#### WHAT TO WORK ON:
Rewrite all of the material with every "wave-mark" switched to "wave-icon", leaving everything else unchanged.

Region and label listings
━━━━━━━━━━━━━━━━━━━━━━━━━━━━━━
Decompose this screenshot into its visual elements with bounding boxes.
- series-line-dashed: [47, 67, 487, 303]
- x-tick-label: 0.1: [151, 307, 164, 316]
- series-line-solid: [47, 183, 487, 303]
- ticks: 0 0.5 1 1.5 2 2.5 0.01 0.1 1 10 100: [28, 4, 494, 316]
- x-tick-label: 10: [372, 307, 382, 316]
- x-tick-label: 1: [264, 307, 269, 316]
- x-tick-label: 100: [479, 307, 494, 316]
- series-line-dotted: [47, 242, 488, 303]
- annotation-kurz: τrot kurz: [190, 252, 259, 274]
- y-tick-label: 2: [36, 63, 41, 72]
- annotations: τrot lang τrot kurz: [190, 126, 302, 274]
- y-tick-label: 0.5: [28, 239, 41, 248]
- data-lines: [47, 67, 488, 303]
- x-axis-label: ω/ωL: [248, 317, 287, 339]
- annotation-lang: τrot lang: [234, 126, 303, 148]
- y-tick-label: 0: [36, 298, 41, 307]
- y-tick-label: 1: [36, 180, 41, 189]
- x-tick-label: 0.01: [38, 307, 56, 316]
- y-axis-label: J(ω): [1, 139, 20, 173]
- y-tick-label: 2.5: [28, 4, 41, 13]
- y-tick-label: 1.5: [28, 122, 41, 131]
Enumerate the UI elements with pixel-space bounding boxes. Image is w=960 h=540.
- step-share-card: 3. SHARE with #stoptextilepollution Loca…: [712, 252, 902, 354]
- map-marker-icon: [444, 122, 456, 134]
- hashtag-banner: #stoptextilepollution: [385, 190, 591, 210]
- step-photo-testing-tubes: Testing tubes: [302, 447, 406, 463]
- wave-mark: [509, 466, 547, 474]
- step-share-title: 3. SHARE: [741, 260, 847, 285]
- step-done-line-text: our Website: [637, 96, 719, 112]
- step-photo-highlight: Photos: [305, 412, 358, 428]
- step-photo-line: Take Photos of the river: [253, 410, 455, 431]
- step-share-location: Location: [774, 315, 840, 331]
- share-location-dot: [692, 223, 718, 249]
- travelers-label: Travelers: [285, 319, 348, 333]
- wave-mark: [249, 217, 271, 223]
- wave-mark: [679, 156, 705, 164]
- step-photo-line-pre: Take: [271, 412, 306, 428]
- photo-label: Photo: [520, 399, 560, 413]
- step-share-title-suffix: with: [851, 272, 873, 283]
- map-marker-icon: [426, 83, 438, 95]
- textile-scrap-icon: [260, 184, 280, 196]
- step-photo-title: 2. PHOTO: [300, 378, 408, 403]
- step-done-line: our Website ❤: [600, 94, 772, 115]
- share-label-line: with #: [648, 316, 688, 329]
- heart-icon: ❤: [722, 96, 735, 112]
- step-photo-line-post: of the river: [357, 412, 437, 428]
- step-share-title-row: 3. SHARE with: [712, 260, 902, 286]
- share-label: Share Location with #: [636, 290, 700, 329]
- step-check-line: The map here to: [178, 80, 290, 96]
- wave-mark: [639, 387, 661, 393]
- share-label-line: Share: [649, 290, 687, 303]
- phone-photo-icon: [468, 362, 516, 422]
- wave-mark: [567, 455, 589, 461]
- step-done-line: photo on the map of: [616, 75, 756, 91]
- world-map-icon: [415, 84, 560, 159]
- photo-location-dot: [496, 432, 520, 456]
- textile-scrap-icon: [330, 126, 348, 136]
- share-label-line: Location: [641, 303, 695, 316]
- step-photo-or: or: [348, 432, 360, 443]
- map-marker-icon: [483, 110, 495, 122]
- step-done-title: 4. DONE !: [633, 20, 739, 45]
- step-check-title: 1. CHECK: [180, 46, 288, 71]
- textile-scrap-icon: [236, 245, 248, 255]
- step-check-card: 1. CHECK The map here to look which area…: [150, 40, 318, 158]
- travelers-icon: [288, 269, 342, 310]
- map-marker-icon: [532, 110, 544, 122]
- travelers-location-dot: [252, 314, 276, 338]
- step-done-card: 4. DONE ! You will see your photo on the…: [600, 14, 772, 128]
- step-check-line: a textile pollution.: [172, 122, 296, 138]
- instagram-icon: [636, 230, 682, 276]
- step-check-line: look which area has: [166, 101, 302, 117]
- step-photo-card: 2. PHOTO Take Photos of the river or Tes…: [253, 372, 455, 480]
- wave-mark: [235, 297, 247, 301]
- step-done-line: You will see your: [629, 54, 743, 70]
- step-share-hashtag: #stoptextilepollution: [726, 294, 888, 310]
━━━━━━━━━━━━━━━━━━━━━━━━━━━━━━
#### COMPLETE ANSWER:
Decompose this screenshot into its visual elements with bounding boxes.
- series-line-dashed: [47, 67, 487, 303]
- x-tick-label: 0.1: [151, 307, 164, 316]
- series-line-solid: [47, 183, 487, 303]
- ticks: 0 0.5 1 1.5 2 2.5 0.01 0.1 1 10 100: [28, 4, 494, 316]
- x-tick-label: 10: [372, 307, 382, 316]
- x-tick-label: 1: [264, 307, 269, 316]
- x-tick-label: 100: [479, 307, 494, 316]
- series-line-dotted: [47, 242, 488, 303]
- annotation-kurz: τrot kurz: [190, 252, 259, 274]
- y-tick-label: 2: [36, 63, 41, 72]
- annotations: τrot lang τrot kurz: [190, 126, 302, 274]
- y-tick-label: 0.5: [28, 239, 41, 248]
- data-lines: [47, 67, 488, 303]
- x-axis-label: ω/ωL: [248, 317, 287, 339]
- annotation-lang: τrot lang: [234, 126, 303, 148]
- y-tick-label: 0: [36, 298, 41, 307]
- y-tick-label: 1: [36, 180, 41, 189]
- x-tick-label: 0.01: [38, 307, 56, 316]
- y-axis-label: J(ω): [1, 139, 20, 173]
- y-tick-label: 2.5: [28, 4, 41, 13]
- y-tick-label: 1.5: [28, 122, 41, 131]
Enumerate the UI elements with pixel-space bounding boxes. Image is w=960 h=540.
- step-share-card: 3. SHARE with #stoptextilepollution Loca…: [712, 252, 902, 354]
- map-marker-icon: [444, 122, 456, 134]
- hashtag-banner: #stoptextilepollution: [385, 190, 591, 210]
- step-photo-testing-tubes: Testing tubes: [302, 447, 406, 463]
- wave-icon: [509, 466, 547, 474]
- step-share-title: 3. SHARE: [741, 260, 847, 285]
- step-done-line-text: our Website: [637, 96, 719, 112]
- step-photo-highlight: Photos: [305, 412, 358, 428]
- step-photo-line: Take Photos of the river: [253, 410, 455, 431]
- step-share-location: Location: [774, 315, 840, 331]
- share-location-dot: [692, 223, 718, 249]
- travelers-label: Travelers: [285, 319, 348, 333]
- wave-icon: [249, 217, 271, 223]
- wave-icon: [679, 156, 705, 164]
- step-photo-line-pre: Take: [271, 412, 306, 428]
- photo-label: Photo: [520, 399, 560, 413]
- step-share-title-suffix: with: [851, 272, 873, 283]
- map-marker-icon: [426, 83, 438, 95]
- textile-scrap-icon: [260, 184, 280, 196]
- step-photo-title: 2. PHOTO: [300, 378, 408, 403]
- step-done-line: our Website ❤: [600, 94, 772, 115]
- share-label-line: with #: [648, 316, 688, 329]
- heart-icon: ❤: [722, 96, 735, 112]
- step-photo-line-post: of the river: [357, 412, 437, 428]
- step-share-title-row: 3. SHARE with: [712, 260, 902, 286]
- share-label: Share Location with #: [636, 290, 700, 329]
- step-check-line: The map here to: [178, 80, 290, 96]
- wave-icon: [639, 387, 661, 393]
- share-label-line: Share: [649, 290, 687, 303]
- phone-photo-icon: [468, 362, 516, 422]
- wave-icon: [567, 455, 589, 461]
- step-done-line: photo on the map of: [616, 75, 756, 91]
- world-map-icon: [415, 84, 560, 159]
- photo-location-dot: [496, 432, 520, 456]
- textile-scrap-icon: [330, 126, 348, 136]
- share-label-line: Location: [641, 303, 695, 316]
- step-photo-or: or: [348, 432, 360, 443]
- map-marker-icon: [483, 110, 495, 122]
- step-done-title: 4. DONE !: [633, 20, 739, 45]
- step-check-title: 1. CHECK: [180, 46, 288, 71]
- textile-scrap-icon: [236, 245, 248, 255]
- step-check-card: 1. CHECK The map here to look which area…: [150, 40, 318, 158]
- travelers-icon: [288, 269, 342, 310]
- map-marker-icon: [532, 110, 544, 122]
- travelers-location-dot: [252, 314, 276, 338]
- step-done-card: 4. DONE ! You will see your photo on the…: [600, 14, 772, 128]
- step-check-line: a textile pollution.: [172, 122, 296, 138]
- instagram-icon: [636, 230, 682, 276]
- step-check-line: look which area has: [166, 101, 302, 117]
- step-photo-card: 2. PHOTO Take Photos of the river or Tes…: [253, 372, 455, 480]
- wave-icon: [235, 297, 247, 301]
- step-done-line: You will see your: [629, 54, 743, 70]
- step-share-hashtag: #stoptextilepollution: [726, 294, 888, 310]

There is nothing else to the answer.